Contact |
Fo further information, you should contact Philippe Dreuw and check the homepage of Philippe Dreuw at http://www-i6.informatik.rwth-aachen.de/~dreuw/.
Automatic Sign Language Recognition (ASLR) |
Developing sign language applications for deaf people can be very important, as many of them, being not able to speak a language, are also not able to read or write a spoken language. Ideally, a translation systems would make it possible to communicate with deaf people. Compared to speech commands, hand gestures are advantageous in noisy environments, in situations where speech commands would be disturbing, as well as for communicating quantitative information and spatial relationships.
A gesture is a form of non-verbal communication made with a part of the body and used instead of verbal communication (or in combination with it). Most people use gestures and body language in addition to words when they speak. A sign language is a language which uses gestures instead of sound to convey meaning combining hand-shapes, orientation and movement of the hands, arms or body, facial expressions and lip-patterns. Contrary to popular belief, sign language is not international. As with spoken languages, these vary from region to region. They are not completely based on the spoken language in the country of origin.
Sign language is a visual language and consists of 3 major components:
- finger-spelling: used to spell words letter by letter
- word level sign vocabulary: used for the majority of communication
- non-manual features: facial expressions and tongue, mouth and body position
Similar to automatic speech recognition (ASR), we focus in automatic sign language recognition (ASLR) on automatically recognizing sign language videos as gloses, which can be later translated by a statistical machine transaltion system into written text (see a demo video).
Benchmark Databases for Sign Language Recognition and Translation |
In the course of the diploma thesis work Appearance-Based Gesture Recognition of Philippe Dreuw, a new database of fingerspelling letters of German Sign Language (Deutsche Gebärdensprache, DGS) was created. The RWTH Fingerspelling Database contains 35 gestures with video sequences for the signs A to Z and SCH, the German umlauts Ä, Ö, Ü, and for the numbers 1 to 5. Five of the gestures contain inherent motion (J, Z, Ä, Ö and Ü). The recording was done under non-uniform daylight lighting conditions, the back- ground and the camera viewpoints are not constant, and the persons had no restrictions on the clothing while gesturing.

**Given records:**
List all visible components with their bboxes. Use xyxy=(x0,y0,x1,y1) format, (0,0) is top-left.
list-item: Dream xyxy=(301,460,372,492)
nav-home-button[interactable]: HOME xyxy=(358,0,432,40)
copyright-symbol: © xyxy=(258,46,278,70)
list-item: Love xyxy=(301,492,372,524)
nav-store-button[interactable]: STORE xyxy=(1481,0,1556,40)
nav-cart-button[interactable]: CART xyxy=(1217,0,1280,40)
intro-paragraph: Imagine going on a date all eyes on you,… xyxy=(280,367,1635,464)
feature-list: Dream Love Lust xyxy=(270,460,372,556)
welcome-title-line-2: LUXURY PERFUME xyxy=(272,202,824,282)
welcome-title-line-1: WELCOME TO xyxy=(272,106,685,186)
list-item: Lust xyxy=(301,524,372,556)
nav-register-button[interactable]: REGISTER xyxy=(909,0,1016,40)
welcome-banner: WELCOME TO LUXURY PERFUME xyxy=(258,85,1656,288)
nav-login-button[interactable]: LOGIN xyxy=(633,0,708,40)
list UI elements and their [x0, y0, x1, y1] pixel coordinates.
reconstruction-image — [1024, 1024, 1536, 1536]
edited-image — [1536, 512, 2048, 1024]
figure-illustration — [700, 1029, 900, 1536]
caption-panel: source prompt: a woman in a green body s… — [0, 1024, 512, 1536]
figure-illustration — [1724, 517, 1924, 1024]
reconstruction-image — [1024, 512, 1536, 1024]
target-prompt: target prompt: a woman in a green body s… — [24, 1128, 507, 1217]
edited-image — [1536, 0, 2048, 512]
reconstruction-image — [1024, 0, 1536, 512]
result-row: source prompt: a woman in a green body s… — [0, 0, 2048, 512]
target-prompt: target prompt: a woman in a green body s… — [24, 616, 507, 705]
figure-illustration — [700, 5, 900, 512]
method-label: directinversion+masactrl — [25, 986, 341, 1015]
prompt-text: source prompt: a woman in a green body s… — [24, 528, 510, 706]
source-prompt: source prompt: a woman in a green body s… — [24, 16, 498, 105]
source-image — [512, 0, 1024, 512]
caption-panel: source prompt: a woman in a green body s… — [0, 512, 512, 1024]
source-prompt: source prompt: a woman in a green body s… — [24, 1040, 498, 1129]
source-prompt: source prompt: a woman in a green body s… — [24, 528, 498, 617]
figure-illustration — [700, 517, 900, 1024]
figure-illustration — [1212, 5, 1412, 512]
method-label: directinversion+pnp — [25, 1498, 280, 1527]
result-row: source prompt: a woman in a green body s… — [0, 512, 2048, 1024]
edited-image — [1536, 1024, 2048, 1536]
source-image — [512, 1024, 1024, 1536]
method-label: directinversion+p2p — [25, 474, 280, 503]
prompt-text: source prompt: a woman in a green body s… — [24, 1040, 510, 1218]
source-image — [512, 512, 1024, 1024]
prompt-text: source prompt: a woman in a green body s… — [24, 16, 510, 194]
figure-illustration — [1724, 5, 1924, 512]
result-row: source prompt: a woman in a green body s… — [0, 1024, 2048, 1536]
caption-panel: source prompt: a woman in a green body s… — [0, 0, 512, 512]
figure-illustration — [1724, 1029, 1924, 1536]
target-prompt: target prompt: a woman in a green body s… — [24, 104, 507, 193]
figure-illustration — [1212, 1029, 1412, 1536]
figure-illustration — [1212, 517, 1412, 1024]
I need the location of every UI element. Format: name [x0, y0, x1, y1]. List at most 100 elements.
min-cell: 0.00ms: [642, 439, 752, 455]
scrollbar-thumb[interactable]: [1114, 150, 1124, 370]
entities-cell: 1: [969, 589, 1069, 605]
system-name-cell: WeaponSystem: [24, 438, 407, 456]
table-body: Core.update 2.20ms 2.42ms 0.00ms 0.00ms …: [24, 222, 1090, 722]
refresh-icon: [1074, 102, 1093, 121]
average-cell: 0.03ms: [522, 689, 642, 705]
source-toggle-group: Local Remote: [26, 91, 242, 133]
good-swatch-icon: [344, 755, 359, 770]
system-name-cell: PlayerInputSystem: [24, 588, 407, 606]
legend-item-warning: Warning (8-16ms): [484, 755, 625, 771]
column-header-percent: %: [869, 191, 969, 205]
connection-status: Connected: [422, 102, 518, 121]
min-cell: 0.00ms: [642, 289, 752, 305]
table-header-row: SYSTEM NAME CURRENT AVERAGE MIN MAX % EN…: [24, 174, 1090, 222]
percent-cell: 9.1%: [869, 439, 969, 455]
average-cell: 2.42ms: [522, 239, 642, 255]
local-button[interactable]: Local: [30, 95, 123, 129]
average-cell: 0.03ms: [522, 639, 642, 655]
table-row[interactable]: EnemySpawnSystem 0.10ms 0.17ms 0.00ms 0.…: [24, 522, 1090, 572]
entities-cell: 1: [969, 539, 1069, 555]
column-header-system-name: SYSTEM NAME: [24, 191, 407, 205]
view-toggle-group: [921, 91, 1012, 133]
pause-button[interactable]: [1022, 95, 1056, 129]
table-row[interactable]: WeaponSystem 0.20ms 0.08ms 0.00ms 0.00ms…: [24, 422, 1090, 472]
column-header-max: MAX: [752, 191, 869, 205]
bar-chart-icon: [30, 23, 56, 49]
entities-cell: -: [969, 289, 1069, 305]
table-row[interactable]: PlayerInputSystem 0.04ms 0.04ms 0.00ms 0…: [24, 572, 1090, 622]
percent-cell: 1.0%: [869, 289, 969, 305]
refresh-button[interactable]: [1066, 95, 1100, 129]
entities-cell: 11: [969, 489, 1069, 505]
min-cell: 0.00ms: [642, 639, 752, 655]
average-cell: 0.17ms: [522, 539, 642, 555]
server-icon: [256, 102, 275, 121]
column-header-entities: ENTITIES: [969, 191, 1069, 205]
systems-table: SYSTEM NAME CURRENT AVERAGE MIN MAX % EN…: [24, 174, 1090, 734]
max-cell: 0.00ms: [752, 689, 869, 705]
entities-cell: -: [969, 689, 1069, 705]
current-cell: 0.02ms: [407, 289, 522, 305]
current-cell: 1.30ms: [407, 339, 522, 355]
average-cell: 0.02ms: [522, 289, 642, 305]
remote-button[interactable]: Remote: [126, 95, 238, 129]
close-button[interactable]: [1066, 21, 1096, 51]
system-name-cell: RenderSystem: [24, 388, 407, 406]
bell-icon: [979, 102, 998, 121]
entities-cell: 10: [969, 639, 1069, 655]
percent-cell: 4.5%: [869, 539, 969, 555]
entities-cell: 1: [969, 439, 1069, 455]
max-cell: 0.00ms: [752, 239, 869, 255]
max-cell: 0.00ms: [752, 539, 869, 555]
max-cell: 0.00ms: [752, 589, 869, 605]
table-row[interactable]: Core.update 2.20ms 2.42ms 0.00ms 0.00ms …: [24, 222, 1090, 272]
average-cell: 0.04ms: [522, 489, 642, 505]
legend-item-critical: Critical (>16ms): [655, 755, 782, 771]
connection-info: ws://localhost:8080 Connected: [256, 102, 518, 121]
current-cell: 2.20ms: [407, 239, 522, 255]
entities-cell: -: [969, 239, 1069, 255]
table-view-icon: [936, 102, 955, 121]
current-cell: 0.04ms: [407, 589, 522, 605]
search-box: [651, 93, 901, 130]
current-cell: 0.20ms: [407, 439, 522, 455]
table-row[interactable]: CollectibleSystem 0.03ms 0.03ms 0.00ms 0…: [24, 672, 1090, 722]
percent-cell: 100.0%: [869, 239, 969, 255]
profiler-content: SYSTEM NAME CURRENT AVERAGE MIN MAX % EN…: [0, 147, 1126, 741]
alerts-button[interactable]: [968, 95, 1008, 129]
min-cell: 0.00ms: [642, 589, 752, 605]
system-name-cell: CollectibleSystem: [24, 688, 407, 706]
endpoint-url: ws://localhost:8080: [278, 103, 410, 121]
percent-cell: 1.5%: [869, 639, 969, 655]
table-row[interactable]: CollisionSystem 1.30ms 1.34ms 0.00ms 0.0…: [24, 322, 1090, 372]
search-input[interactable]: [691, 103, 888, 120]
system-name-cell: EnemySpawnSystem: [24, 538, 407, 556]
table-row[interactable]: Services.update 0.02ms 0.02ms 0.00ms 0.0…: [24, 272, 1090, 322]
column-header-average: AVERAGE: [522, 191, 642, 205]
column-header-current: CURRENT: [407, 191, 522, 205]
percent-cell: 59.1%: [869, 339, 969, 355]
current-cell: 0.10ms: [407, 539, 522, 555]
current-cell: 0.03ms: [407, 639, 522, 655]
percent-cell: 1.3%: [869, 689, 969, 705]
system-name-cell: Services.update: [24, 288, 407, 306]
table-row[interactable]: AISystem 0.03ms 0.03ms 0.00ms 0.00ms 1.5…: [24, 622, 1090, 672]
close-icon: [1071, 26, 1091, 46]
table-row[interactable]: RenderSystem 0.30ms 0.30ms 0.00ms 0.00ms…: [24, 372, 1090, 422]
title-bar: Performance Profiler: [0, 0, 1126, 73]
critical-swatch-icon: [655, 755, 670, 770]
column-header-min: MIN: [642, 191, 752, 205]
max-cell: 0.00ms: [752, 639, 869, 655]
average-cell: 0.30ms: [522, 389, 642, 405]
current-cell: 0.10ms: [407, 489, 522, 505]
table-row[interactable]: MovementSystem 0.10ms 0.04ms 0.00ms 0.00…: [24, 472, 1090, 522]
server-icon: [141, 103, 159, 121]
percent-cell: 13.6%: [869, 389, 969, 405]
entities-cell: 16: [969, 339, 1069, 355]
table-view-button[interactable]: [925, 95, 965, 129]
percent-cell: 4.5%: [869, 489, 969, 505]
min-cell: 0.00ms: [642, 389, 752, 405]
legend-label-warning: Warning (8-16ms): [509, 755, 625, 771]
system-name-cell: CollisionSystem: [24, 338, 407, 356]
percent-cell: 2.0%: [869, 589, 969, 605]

**Required work:**
[A] Answer these from the sign language recognition page:
(i) How many gestures does the RWTH Fingerspelling Database contain?
(ii) What is finger-spelling used for?
(iii) In what kind of environment are hand gestures advantageous compared to speech commands?
[B] List every gesture that the sign language recognition page says contains inherent motion.
Please rely only on the sign language recognition page, not on the records.

**Answers to the tasks:**
[A]
(i) 35
(ii) To spell words letter by letter
(iii) Noisy environments

[B] J, Z, Ä, Ö, Ü